• [What the exercise asks]: Each line below is to be written out in full, exactly as shown.
Start
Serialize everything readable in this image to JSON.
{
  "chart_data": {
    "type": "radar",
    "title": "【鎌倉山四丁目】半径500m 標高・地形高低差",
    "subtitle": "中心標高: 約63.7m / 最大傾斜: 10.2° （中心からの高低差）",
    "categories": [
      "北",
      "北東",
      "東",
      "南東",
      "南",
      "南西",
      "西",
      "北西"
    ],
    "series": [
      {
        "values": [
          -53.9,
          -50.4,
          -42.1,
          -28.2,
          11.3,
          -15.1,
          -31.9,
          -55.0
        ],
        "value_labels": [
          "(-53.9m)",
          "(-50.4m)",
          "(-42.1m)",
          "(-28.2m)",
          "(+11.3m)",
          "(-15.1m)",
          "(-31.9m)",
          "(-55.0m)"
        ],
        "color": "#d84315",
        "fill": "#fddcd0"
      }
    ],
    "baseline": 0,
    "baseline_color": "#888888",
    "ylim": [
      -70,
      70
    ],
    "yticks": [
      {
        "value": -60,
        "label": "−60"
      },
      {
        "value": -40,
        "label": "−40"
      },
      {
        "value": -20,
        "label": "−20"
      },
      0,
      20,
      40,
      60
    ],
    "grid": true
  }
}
End
• [Task answer]:
Serialize everything readable in this image to JSON.
{
  "chart_data": {
    "type": "radar",
    "title": "【鎌倉山四丁目】半径500m 標高・地形高低差",
    "subtitle": "中心標高: 約63.7m / 最大傾斜: 10.2° （中心からの高低差）",
    "categories": [
      "北",
      "北東",
      "東",
      "南東",
      "南",
      "南西",
      "西",
      "北西"
    ],
    "series": [
      {
        "values": [
          -53.9,
          -50.4,
          -42.1,
          -28.2,
          11.3,
          -15.1,
          -31.9,
          -55.0
        ],
        "value_labels": [
          "(-53.9m)",
          "(-50.4m)",
          "(-42.1m)",
          "(-28.2m)",
          "(+11.3m)",
          "(-15.1m)",
          "(-31.9m)",
          "(-55.0m)"
        ],
        "color": "#d84315",
        "fill": "#fddcd0"
      }
    ],
    "baseline": 0,
    "baseline_color": "#888888",
    "ylim": [
      -70,
      70
    ],
    "yticks": [
      {
        "value": -60,
        "label": "−60"
      },
      {
        "value": -40,
        "label": "−40"
      },
      {
        "value": -20,
        "label": "−20"
      },
      0,
      20,
      40,
      60
    ],
    "grid": true
  }
}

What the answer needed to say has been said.